**Selected text:**
** begin **

The question I constantly wrestle with when reviewing an older film is why anyone should care about the movie if they’re not already on its wavelength. The point of reviewing isn’t to share you personal favorites list with the reader, with a kind of take-it-or-leave-it attitude about whether they’ll actually enjoy it. Worse is the reviewer who just piles on, merely echoing the blind conformity of the herd. The only reason to write up any film, old or new, is to create what you hope is common ground with the reader, to give them a glimpse of what you appreciated (or disdained) in the hopes they’ll seize the ball from there and run with it, having their own experience, not just a carbon copy of your own.

Any truly sentient creature in the present should find plenty to pick up on in Alphaville. It’s probably the only valid glimpse of the future ever committed to film, riding joyously, for all its dire predictions, on the back of pulp fiction and sci-fi—and, it needs to be pointed out, given how quickly and completely Godard would soon turn against Hollywood, American pulp fiction and sci-fi. 

Most visions of the future latch onto the technology, trying to second guess how science will develop—which will always be a sucker’s bet—and the characters, even when they adopt what seem to contemporary audiences odd behaviors, are always us just projected into the future essentially unchanged from who we are now. (Hello!—all you Star Trek fans out there.) What Godard does instead is anticipate the elaborate, increasingly lopsided dance between human nature and its extension in technology, with his focus squarely on the human, and, in truly uncanny ways, anticipates our rapid devolution and the world of the present, awash in a drowning tide of lost souls. 

Some of his more cogent prognostications:

—The rise of the myth of the eternal present, which blocks people from considering the past or the future so that, as dire and empty as it is, the current state of things seems like the best of all possible worlds.

—Reducing culture to our most primitive urges to make it easier to control mass behavior. (Anybody who disagrees this has come to pass hasn’t been paying much attention to blockbuster movies, recent politics, or Facebook algorithms.)

—Embracing and fetishizing that Western science is only superficially rational and objective and is driven, more than anything else, by the idea of purging Original Sin. (As the movie’s supercomputer intones: “The acts of man through the centuries will gradually, logically destroy him. I, Alpha 60, am merely the logical means of this destruction.”)

The list of searing insights is much longer than the above, but this will give you the drift. Of course, my descriptions are too reductive and nothing but a travesty of what Godard actually wrought—but the point is that, his gaze steely, and undistracted by positivism and other hucksterist notions of progress, he got it all frighteningly right.

It’s not the job of any film to predict the future, of course, or be any kind of handbook or teachable moment or push any kind of social agenda. That’s the antithesis of cinema. Godard was resonating to something he sensed in the air—the imminent disappearance of the poetic soul—in other words, the soul—and worked to express that almost inexpressible event as accurately and evocatively as he could.

** end **

**Excerpted records:**
** begin **

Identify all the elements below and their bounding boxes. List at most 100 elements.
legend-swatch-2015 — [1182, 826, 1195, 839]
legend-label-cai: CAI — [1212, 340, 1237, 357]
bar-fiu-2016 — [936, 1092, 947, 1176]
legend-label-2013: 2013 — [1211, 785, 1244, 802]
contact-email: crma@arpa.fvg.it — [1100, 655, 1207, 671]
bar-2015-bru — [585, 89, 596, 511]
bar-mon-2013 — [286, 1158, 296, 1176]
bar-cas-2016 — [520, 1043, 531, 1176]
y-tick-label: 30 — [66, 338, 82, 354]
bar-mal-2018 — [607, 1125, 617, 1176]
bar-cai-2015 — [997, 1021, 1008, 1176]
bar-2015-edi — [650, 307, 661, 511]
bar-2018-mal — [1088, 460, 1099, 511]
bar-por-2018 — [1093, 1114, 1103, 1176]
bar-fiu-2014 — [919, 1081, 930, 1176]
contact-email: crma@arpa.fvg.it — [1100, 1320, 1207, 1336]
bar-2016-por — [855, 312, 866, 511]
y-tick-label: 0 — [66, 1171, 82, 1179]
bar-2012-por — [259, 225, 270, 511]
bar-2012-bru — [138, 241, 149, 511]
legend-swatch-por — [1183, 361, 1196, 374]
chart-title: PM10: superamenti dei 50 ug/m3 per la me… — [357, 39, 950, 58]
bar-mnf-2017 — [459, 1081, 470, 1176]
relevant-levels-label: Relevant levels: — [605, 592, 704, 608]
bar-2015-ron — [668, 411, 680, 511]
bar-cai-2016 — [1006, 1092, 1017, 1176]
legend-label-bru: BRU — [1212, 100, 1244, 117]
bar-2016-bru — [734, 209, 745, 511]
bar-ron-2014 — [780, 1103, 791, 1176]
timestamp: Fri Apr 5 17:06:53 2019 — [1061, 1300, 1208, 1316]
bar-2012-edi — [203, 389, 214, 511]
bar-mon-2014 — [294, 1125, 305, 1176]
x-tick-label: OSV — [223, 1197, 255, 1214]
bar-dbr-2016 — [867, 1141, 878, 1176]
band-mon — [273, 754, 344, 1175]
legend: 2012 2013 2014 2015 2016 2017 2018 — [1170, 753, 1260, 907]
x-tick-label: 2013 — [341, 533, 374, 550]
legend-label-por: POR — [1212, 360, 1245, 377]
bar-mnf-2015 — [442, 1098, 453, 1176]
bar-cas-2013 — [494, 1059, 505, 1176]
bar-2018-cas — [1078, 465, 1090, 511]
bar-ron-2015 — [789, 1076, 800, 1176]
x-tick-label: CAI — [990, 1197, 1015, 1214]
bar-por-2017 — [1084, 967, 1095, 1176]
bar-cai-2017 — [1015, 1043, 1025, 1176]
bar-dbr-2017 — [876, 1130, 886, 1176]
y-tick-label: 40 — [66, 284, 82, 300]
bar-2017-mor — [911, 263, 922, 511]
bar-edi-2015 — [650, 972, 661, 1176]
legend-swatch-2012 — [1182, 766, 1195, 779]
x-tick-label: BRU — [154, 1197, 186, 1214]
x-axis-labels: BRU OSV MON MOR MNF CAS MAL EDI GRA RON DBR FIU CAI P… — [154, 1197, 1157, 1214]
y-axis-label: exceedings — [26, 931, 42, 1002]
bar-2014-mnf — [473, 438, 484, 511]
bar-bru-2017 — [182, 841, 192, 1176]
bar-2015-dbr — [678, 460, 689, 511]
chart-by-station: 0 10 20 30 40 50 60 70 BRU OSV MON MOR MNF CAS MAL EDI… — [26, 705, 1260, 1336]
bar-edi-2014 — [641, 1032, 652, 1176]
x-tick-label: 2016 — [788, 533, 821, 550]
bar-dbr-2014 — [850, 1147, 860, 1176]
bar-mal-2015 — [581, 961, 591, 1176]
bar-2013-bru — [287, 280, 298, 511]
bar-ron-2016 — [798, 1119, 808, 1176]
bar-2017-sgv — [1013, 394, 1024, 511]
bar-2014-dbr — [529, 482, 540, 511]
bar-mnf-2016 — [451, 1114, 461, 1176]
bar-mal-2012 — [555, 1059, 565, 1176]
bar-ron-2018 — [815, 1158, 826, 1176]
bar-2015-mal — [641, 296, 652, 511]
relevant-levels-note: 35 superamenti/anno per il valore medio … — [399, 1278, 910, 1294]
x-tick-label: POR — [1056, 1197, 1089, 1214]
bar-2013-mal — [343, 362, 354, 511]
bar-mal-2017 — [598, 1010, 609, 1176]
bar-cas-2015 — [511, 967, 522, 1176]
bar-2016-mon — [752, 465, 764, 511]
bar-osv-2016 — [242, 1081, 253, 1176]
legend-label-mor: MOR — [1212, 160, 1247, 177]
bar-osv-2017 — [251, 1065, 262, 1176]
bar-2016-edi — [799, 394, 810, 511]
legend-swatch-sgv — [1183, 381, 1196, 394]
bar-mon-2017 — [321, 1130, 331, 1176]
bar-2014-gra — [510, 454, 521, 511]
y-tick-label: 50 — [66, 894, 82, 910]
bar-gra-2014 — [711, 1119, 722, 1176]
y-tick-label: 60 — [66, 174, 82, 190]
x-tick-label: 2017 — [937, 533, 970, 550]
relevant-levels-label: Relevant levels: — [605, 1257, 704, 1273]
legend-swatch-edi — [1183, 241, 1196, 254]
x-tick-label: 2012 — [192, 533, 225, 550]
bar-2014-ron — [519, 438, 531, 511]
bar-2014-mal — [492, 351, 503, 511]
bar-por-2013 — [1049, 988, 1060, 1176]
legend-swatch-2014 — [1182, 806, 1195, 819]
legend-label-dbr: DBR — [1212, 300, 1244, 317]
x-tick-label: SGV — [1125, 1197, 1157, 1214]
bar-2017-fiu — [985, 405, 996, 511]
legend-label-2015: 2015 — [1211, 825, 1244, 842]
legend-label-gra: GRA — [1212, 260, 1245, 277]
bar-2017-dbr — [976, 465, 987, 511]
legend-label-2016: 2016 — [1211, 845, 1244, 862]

** end **

**Set tasks:**
a: Lay out the listing as a numbered list, from its first line up to and including the line with "bar-cas-2016 — [520, 1043, 531, 1176]", with blank lines dropped.
b: Pick up the review of Alphaville where it stops and carry it forward.

**Task results:**
a:
1. Identify all the elements below and their bounding boxes. List at most 100 elements.
2. legend-swatch-2015 — [1182, 826, 1195, 839]
3. legend-label-cai: CAI — [1212, 340, 1237, 357]
4. bar-fiu-2016 — [936, 1092, 947, 1176]
5. legend-label-2013: 2013 — [1211, 785, 1244, 802]
6. contact-email: crma@arpa.fvg.it — [1100, 655, 1207, 671]
7. bar-2015-bru — [585, 89, 596, 511]
8. bar-mon-2013 — [286, 1158, 296, 1176]
9. bar-cas-2016 — [520, 1043, 531, 1176]

b:
I know: I’ve made this all sound very cerebral and dry and bleak. It’s not—Alphaville is a truly fun film that, like all early Godard, has cinematic thrills, both big and small, in virtually every shot. And, as with A Woman Is a Woman and Contempt, he underlines at the very beginning that this is “just” a film, with the computer telling us about the importance of legend for disseminating fictions to the masses—thus providing a typically paradoxical justification for the movie’s crime-fiction and sci-fi trappings. And it’s easy to confuse Godard’s exploiting of comic-book conventions, with their broad-stroke ideology and cheap sentiments, as his own thoughts and feelings, but that’s all part of his effort to keep you off balance so you keep questioning and paying attention.

Watching Alphaville in SD on Amazon Prime, I was surprised by how good parts of it looked. Then I watched it in HD on iTunes, and I saw the same cinematography bloom. The 1080p version is murkier than the SD stream, with more contrast and with the blacks more crushed, but the additional resolution allows for more subtle gradations—something Godard and Raoul Coutard took full advantage of and which is fundamental to appreciating the film, and that isn’t even hinted at in the lower-res version. There are closeups of Anna Karina that have a richness and subtle glow reminiscent of the best black & white portrait photography, and that contrasting of the luminous with the harsh is key to conveying her position as a pod-person-like succubus who’s also the possible vessel of human salvation. The film’s famed rendering of the striking but cold interiors of modern office spaces feels bracing, almost seductive at 1080p, falls flat in SD. I don’t know if a good 4K transfer could open up the images even more, but I’d be curious to find out.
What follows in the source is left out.